[BEGIN Source records]

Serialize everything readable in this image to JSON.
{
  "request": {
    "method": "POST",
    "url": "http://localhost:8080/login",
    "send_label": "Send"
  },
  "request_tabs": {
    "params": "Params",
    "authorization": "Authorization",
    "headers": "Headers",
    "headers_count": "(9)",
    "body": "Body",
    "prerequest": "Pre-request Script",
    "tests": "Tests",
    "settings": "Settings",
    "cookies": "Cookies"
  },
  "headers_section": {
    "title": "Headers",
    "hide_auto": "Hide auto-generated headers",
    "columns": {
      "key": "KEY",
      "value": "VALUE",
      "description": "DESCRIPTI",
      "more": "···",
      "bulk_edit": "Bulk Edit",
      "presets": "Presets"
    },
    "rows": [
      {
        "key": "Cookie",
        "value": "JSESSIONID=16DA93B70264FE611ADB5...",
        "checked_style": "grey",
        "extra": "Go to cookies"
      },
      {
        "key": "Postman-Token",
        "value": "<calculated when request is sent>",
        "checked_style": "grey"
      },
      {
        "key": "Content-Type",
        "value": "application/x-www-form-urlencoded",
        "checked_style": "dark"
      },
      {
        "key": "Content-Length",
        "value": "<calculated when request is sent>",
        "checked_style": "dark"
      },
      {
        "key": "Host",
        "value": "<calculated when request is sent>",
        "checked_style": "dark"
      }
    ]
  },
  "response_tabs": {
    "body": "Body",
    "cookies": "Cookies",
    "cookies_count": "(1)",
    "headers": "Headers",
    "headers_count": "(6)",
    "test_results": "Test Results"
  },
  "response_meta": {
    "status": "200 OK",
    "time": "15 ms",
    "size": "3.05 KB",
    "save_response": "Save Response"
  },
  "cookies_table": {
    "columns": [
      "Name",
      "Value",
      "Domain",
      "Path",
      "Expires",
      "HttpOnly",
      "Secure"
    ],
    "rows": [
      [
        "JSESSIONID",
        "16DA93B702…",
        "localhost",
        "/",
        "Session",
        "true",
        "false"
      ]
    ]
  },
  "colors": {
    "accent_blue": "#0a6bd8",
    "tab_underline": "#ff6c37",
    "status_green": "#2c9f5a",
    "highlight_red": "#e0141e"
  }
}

[END Source records]

> [To be done]:
Retype every entry word for word.

> [Task solution]:
Serialize everything readable in this image to JSON.
{
  "request": {
    "method": "POST",
    "url": "http://localhost:8080/login",
    "send_label": "Send"
  },
  "request_tabs": {
    "params": "Params",
    "authorization": "Authorization",
    "headers": "Headers",
    "headers_count": "(9)",
    "body": "Body",
    "prerequest": "Pre-request Script",
    "tests": "Tests",
    "settings": "Settings",
    "cookies": "Cookies"
  },
  "headers_section": {
    "title": "Headers",
    "hide_auto": "Hide auto-generated headers",
    "columns": {
      "key": "KEY",
      "value": "VALUE",
      "description": "DESCRIPTI",
      "more": "···",
      "bulk_edit": "Bulk Edit",
      "presets": "Presets"
    },
    "rows": [
      {
        "key": "Cookie",
        "value": "JSESSIONID=16DA93B70264FE611ADB5...",
        "checked_style": "grey",
        "extra": "Go to cookies"
      },
      {
        "key": "Postman-Token",
        "value": "<calculated when request is sent>",
        "checked_style": "grey"
      },
      {
        "key": "Content-Type",
        "value": "application/x-www-form-urlencoded",
        "checked_style": "dark"
      },
      {
        "key": "Content-Length",
        "value": "<calculated when request is sent>",
        "checked_style": "dark"
      },
      {
        "key": "Host",
        "value": "<calculated when request is sent>",
        "checked_style": "dark"
      }
    ]
  },
  "response_tabs": {
    "body": "Body",
    "cookies": "Cookies",
    "cookies_count": "(1)",
    "headers": "Headers",
    "headers_count": "(6)",
    "test_results": "Test Results"
  },
  "response_meta": {
    "status": "200 OK",
    "time": "15 ms",
    "size": "3.05 KB",
    "save_response": "Save Response"
  },
  "cookies_table": {
    "columns": [
      "Name",
      "Value",
      "Domain",
      "Path",
      "Expires",
      "HttpOnly",
      "Secure"
    ],
    "rows": [
      [
        "JSESSIONID",
        "16DA93B702…",
        "localhost",
        "/",
        "Session",
        "true",
        "false"
      ]
    ]
  },
  "colors": {
    "accent_blue": "#0a6bd8",
    "tab_underline": "#ff6c37",
    "status_green": "#2c9f5a",
    "highlight_red": "#e0141e"
  }
}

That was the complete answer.